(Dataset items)
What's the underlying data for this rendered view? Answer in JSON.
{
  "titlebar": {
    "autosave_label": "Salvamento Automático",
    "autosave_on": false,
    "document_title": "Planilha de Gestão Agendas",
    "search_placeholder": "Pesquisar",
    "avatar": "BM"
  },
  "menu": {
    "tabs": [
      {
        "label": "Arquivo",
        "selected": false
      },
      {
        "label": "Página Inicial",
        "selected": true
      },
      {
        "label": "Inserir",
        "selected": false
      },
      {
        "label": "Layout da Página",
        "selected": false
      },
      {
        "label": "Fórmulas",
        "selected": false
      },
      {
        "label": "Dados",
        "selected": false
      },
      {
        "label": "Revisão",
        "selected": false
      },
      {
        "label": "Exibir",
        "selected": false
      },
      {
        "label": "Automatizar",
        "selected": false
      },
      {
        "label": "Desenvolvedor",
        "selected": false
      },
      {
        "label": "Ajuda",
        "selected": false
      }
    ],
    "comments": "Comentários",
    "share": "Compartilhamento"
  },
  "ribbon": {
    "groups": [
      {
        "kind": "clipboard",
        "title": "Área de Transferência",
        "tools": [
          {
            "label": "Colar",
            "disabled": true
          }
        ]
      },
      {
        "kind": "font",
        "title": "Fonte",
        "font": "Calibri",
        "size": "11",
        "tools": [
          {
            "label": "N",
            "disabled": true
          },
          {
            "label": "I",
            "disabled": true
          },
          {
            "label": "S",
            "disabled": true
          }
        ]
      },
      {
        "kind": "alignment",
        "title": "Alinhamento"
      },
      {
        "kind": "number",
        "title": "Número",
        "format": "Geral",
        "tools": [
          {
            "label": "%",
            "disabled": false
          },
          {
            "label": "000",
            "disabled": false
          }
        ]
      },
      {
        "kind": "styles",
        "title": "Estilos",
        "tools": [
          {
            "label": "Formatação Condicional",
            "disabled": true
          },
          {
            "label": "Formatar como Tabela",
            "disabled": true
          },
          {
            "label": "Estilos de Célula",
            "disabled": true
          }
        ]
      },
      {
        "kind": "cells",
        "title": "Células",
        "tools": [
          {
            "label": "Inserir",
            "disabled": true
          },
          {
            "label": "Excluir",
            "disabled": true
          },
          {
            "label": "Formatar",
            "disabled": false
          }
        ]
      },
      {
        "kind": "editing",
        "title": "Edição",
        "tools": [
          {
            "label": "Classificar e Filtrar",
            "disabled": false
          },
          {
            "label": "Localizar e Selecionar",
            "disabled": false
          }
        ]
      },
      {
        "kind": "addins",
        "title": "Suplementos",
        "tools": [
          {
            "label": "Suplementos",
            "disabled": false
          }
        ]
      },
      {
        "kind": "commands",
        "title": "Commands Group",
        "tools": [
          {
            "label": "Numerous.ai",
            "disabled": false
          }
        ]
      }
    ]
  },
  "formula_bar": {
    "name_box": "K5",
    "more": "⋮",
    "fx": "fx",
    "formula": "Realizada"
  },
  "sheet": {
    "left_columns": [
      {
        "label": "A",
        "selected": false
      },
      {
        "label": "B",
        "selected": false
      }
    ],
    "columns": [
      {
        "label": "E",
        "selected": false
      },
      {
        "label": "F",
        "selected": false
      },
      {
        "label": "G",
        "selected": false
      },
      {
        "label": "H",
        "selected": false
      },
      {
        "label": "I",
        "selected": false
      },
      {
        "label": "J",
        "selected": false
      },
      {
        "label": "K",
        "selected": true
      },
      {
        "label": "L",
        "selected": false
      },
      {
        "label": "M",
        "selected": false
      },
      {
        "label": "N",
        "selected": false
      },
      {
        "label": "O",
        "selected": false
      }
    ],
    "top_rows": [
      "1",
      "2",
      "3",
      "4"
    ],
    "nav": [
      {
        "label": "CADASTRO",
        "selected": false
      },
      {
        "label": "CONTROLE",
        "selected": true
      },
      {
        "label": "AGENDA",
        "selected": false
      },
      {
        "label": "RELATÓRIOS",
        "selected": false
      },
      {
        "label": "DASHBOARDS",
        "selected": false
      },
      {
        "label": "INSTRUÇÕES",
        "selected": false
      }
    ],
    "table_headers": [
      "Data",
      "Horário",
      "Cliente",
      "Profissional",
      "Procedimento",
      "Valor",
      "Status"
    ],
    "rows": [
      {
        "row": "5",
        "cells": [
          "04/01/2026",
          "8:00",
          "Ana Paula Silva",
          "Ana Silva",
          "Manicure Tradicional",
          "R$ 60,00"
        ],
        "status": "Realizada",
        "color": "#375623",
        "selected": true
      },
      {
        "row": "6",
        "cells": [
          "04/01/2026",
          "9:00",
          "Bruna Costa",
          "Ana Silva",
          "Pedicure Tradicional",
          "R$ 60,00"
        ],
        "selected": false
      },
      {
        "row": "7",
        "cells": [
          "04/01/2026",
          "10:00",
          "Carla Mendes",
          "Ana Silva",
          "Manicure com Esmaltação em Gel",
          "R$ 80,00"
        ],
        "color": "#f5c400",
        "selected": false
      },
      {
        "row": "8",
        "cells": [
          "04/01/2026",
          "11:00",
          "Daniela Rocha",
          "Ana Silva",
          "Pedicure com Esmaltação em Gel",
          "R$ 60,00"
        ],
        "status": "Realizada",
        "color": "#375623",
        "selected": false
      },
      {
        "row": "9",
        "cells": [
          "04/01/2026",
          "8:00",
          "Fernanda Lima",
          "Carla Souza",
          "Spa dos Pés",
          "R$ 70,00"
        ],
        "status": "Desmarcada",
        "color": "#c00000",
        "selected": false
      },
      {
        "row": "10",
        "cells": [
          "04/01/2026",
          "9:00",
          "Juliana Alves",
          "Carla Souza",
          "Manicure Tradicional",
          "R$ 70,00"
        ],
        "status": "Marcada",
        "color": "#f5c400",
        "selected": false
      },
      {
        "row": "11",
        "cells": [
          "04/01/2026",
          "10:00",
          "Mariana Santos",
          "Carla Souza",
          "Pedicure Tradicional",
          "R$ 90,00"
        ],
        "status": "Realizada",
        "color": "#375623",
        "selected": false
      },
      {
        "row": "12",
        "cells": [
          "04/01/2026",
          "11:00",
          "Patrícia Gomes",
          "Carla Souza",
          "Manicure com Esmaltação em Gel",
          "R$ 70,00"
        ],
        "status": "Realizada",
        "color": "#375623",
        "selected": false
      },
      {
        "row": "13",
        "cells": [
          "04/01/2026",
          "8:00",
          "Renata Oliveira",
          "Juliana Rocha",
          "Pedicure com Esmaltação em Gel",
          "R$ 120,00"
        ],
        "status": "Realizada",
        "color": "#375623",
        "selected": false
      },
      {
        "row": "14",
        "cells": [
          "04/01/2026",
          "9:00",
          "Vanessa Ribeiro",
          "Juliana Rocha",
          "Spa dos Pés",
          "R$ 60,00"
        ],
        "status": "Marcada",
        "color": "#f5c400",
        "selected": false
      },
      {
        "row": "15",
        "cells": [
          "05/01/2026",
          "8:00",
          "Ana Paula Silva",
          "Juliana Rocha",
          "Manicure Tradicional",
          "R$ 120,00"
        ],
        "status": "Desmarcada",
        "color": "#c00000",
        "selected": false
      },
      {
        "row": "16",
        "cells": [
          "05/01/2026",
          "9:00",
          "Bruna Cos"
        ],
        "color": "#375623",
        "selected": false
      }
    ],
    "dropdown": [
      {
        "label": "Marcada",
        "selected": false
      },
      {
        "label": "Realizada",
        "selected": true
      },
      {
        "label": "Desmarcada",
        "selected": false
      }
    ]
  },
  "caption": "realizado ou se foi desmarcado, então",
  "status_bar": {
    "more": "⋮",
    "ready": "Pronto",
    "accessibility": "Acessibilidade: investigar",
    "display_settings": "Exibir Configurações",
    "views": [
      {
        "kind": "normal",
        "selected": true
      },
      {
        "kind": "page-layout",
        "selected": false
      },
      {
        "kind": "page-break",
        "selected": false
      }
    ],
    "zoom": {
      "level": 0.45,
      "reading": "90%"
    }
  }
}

■ Task prompt ■
Give the number of lines in the records above that contain the word "Suplementos". Reply with that number alone.

■ Output for this task ■
2